<<<<

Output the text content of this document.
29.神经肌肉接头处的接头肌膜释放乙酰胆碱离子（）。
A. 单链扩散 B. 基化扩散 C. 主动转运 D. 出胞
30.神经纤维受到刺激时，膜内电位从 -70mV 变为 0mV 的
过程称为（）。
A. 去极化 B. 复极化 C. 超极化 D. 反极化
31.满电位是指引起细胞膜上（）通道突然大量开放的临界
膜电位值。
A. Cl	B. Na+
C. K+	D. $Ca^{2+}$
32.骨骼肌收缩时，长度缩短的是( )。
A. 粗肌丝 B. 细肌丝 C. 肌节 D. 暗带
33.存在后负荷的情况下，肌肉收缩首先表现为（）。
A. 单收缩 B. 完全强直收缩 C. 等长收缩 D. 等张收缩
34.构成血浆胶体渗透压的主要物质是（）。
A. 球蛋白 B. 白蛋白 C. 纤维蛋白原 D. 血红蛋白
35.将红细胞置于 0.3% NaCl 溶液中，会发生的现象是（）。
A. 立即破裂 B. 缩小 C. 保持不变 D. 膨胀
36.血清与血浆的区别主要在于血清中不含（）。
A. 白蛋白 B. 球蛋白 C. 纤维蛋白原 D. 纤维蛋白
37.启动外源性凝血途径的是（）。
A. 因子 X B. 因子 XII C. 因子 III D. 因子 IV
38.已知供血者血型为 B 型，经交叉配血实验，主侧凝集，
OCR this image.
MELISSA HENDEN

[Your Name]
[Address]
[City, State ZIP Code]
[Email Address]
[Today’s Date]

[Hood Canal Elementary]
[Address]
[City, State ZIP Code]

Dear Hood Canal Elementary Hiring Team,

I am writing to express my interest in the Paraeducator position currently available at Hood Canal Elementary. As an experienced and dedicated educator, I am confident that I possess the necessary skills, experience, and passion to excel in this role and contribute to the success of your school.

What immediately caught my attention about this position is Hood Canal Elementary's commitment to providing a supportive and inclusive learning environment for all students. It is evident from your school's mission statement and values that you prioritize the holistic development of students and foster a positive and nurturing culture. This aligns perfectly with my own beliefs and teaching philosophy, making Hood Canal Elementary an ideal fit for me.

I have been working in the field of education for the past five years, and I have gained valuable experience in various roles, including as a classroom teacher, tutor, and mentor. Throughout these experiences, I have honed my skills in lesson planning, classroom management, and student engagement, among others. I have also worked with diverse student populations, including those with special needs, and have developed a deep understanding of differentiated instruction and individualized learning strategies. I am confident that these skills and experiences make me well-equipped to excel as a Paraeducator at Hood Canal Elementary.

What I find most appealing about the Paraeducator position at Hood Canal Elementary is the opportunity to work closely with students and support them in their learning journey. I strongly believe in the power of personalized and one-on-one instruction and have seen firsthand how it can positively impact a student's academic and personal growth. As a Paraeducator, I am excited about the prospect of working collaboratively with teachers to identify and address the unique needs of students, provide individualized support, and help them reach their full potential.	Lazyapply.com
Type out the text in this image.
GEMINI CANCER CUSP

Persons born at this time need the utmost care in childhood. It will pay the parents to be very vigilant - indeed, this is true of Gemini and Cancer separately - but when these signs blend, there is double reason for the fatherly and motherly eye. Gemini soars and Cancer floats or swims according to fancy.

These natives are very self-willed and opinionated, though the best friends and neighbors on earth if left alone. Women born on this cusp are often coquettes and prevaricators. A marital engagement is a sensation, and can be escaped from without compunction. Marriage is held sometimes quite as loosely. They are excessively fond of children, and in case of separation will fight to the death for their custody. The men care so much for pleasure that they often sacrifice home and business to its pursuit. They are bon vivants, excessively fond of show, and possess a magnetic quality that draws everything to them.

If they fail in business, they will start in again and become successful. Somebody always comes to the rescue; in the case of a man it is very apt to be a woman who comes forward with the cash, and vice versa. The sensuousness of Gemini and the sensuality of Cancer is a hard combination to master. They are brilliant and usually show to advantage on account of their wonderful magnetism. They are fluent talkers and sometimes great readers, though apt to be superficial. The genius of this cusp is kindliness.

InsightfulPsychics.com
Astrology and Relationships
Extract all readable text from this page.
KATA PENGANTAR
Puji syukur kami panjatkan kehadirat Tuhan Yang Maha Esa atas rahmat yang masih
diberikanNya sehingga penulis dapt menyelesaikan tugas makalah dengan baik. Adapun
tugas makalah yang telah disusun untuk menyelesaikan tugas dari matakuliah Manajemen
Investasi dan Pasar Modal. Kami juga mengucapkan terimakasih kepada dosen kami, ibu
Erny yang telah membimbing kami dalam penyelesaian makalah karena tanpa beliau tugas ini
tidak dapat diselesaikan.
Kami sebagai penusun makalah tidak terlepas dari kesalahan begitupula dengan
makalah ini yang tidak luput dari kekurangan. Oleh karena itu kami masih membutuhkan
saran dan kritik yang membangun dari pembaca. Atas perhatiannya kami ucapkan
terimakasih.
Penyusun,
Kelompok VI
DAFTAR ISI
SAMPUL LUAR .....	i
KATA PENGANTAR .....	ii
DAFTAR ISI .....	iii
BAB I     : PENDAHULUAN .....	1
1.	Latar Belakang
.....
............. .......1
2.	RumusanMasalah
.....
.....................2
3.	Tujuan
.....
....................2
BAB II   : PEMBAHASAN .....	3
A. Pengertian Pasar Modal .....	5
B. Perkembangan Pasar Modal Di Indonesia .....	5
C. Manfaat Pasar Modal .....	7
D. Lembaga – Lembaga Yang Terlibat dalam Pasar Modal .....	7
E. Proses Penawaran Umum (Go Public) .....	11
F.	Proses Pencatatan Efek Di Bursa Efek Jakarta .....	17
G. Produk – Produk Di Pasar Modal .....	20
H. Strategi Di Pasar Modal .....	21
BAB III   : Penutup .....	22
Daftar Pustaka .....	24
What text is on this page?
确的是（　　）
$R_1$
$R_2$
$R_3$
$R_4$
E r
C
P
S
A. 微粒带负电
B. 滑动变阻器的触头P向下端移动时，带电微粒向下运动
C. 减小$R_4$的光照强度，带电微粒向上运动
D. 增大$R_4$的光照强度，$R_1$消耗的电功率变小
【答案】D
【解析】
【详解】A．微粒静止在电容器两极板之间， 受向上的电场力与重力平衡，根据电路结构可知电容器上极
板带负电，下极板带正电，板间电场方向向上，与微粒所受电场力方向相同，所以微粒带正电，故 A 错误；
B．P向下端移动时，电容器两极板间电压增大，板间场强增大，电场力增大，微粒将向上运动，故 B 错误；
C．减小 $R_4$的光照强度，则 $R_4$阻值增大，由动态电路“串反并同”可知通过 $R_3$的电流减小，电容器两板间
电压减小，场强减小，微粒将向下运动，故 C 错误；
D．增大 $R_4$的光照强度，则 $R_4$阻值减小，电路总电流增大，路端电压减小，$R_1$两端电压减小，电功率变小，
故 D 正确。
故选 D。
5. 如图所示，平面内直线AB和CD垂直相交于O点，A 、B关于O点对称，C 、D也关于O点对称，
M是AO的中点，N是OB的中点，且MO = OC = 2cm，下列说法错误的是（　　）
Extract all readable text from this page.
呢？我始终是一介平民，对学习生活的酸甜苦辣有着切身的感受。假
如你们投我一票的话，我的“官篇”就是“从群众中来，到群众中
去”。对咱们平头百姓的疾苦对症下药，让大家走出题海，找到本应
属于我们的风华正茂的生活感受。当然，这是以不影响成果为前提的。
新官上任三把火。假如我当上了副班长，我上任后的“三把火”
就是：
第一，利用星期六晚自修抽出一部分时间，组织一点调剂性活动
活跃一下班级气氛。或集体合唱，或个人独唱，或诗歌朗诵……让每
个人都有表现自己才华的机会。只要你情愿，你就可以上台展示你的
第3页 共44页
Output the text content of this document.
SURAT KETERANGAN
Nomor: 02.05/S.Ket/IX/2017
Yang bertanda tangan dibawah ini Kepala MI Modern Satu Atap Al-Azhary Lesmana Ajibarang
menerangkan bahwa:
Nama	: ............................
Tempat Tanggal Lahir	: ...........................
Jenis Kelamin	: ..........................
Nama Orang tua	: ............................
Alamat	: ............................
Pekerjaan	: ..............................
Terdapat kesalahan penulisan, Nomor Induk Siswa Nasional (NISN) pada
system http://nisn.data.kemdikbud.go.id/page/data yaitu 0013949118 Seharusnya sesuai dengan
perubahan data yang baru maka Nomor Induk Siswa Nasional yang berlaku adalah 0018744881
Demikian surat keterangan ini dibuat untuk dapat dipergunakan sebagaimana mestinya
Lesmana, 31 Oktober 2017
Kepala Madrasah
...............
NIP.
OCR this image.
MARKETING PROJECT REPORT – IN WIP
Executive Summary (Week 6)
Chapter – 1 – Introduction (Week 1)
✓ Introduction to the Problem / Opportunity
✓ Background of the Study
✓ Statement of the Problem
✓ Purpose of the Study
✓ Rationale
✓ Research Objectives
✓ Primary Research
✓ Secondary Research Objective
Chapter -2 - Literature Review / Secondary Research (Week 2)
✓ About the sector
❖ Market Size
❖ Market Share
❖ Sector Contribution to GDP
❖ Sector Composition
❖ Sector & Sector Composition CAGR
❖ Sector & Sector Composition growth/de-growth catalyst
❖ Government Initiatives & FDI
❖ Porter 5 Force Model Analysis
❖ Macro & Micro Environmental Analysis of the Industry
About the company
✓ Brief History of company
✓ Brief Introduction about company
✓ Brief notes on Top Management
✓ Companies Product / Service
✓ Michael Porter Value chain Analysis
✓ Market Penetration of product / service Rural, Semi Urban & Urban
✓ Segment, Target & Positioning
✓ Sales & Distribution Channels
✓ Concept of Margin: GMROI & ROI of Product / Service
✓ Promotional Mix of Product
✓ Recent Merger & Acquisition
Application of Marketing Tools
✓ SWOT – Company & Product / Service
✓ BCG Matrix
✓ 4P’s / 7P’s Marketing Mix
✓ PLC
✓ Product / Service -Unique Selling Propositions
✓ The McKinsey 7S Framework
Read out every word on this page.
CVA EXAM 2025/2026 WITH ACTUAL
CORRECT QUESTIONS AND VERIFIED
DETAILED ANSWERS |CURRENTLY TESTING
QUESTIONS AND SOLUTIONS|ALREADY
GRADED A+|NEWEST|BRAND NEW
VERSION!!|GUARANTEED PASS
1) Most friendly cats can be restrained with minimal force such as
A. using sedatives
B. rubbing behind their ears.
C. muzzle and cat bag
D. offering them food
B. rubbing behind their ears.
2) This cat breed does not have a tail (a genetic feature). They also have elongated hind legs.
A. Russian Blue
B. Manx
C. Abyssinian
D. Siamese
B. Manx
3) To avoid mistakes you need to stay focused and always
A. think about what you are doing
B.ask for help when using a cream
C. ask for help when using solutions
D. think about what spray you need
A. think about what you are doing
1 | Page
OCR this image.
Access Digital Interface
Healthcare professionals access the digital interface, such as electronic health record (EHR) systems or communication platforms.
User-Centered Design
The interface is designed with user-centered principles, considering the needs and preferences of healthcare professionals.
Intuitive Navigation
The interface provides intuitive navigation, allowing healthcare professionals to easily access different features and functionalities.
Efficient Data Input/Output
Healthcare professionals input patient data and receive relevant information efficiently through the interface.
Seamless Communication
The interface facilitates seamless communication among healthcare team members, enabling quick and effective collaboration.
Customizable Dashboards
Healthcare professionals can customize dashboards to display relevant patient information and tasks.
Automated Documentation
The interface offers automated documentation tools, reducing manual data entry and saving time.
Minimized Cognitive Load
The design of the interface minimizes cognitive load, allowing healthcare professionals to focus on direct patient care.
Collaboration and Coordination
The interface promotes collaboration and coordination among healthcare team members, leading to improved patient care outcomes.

>>>>

** OBJECTIVE **
Check each line of the material above for "skills" and say how many lines contain it, giving the number alone.

** CORRECT RESPONSE **
2